Work to complete:
Tally up the lines below that include the word "КЕМЕРОВО". Answer with the number alone.
* Start The data *
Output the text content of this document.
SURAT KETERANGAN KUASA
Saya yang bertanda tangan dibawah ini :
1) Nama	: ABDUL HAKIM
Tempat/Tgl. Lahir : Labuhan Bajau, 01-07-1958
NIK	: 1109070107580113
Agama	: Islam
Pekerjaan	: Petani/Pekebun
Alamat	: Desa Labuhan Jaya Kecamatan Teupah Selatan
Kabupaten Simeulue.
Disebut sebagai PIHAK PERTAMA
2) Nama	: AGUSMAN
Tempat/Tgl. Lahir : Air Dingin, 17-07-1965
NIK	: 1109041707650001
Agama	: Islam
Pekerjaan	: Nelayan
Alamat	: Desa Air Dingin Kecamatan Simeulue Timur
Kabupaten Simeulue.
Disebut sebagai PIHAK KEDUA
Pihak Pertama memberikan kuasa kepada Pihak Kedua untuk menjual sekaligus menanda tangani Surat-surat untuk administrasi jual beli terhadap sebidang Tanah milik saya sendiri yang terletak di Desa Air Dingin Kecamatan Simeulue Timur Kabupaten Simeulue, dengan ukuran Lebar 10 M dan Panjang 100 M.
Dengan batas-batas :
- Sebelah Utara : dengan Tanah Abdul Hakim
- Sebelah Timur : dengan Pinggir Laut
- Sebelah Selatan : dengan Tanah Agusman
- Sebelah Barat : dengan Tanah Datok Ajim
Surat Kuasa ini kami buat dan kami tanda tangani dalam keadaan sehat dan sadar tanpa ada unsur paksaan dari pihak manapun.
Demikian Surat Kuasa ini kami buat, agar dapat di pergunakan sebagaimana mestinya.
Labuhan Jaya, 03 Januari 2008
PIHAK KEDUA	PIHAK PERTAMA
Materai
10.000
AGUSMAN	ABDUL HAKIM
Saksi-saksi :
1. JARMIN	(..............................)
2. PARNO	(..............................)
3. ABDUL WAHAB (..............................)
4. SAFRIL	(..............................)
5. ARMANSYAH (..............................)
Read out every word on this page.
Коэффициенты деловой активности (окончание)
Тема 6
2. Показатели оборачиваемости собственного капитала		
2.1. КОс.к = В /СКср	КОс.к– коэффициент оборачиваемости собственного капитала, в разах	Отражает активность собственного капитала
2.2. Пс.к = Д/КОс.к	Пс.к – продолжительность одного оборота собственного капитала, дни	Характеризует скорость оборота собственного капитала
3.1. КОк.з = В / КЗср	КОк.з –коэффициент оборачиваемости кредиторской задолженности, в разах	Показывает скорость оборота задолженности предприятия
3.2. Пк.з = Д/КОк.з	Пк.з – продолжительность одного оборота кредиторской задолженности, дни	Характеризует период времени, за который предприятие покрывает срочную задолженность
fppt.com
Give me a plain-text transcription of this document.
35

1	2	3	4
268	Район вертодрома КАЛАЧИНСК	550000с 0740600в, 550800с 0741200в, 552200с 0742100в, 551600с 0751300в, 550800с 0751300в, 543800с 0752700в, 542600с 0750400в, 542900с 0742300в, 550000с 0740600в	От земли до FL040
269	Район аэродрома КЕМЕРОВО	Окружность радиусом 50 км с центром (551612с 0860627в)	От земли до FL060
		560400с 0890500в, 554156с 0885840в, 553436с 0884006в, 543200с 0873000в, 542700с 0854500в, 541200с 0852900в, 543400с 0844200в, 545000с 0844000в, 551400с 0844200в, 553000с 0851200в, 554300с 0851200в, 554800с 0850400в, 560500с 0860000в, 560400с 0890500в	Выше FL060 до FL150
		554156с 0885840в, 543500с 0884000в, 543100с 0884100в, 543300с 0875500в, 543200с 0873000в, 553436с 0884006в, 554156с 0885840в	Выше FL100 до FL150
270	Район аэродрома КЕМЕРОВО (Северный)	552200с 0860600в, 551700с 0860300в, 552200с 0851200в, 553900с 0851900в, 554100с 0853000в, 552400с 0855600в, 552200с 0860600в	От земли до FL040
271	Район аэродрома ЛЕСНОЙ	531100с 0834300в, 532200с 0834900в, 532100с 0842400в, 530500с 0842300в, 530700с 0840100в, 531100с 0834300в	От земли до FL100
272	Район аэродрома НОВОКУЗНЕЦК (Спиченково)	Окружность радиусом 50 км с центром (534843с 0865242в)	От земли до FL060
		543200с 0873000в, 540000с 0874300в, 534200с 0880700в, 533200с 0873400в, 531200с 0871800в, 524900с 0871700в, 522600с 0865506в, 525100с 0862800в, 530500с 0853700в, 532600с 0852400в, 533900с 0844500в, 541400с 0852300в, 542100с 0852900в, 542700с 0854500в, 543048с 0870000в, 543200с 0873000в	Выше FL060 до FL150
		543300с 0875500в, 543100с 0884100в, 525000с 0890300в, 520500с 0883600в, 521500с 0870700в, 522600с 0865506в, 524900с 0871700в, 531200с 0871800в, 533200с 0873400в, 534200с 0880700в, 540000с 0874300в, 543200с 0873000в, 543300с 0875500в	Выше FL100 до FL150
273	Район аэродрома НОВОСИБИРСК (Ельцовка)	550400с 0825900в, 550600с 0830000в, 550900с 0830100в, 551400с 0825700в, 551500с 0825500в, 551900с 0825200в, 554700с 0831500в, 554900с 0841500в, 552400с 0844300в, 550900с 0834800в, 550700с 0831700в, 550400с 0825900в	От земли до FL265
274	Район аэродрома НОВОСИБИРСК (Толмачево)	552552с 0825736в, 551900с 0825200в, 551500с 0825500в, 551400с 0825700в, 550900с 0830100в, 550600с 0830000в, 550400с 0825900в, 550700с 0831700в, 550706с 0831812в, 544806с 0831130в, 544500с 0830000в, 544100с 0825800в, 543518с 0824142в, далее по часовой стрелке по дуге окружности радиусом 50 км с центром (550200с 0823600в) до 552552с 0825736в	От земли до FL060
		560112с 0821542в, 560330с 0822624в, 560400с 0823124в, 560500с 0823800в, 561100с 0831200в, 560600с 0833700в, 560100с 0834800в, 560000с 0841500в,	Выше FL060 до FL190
* End The data *
Result:
2